**Exercise directions:** Extract every entry word for word. Skip the pictures.

***

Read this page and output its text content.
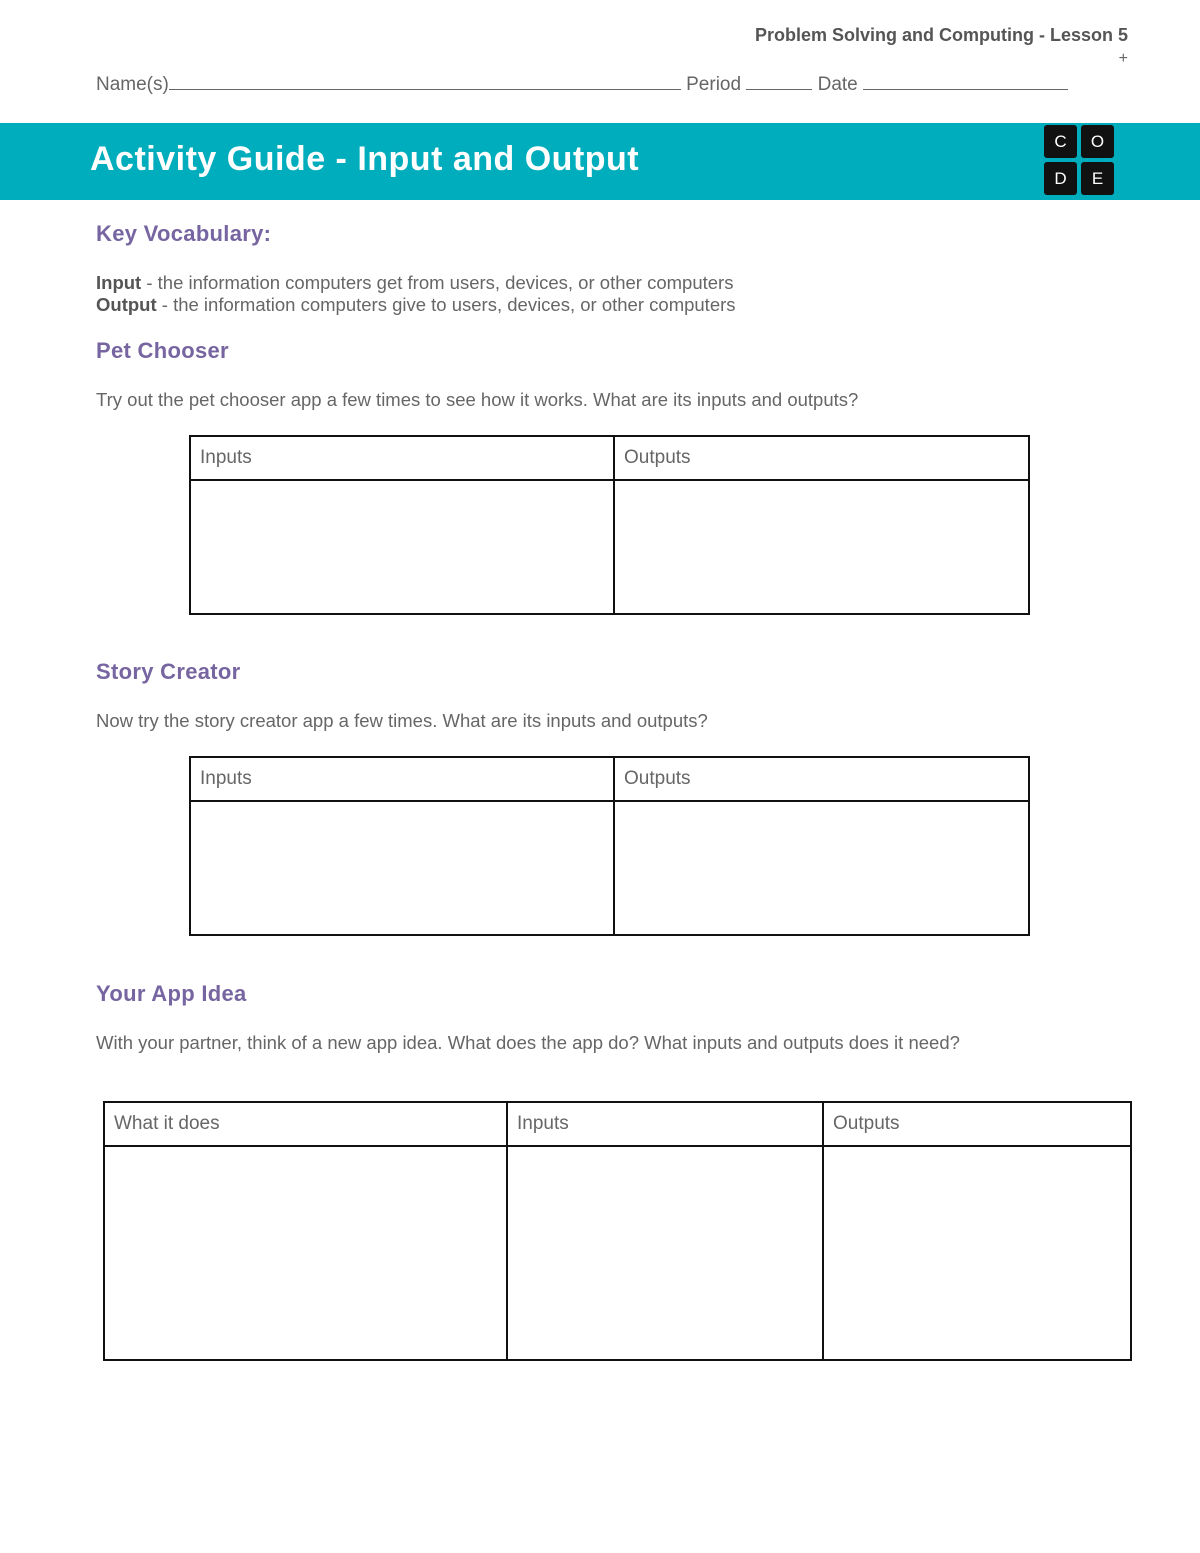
Problem Solving and Computing - Lesson 5
+
Name(s)	Period	Date
Activity Guide - Input and Output	C	O
D	E
Key Vocabulary:
Input - the information computers get from users, devices, or other computers
Output - the information computers give to users, devices, or other computers
Pet Chooser
Try out the pet chooser app a few times to see how it works. What are its inputs and outputs?
Inputs	Outputs

Story Creator
Now try the story creator app a few times. What are its inputs and outputs?
Inputs	Outputs

Your App Idea
With your partner, think of a new app idea. What does the app do? What inputs and outputs does it need?
What it does	Inputs	Outputs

***

**Right answer:**
Read this page and output its text content.
Problem Solving and Computing - Lesson 5
+
Name(s)	Period	Date
Activity Guide - Input and Output	C	O
D	E
Key Vocabulary:
Input - the information computers get from users, devices, or other computers
Output - the information computers give to users, devices, or other computers
Pet Chooser
Try out the pet chooser app a few times to see how it works. What are its inputs and outputs?
Inputs	Outputs

Story Creator
Now try the story creator app a few times. What are its inputs and outputs?
Inputs	Outputs

Your App Idea
With your partner, think of a new app idea. What does the app do? What inputs and outputs does it need?
What it does	Inputs	Outputs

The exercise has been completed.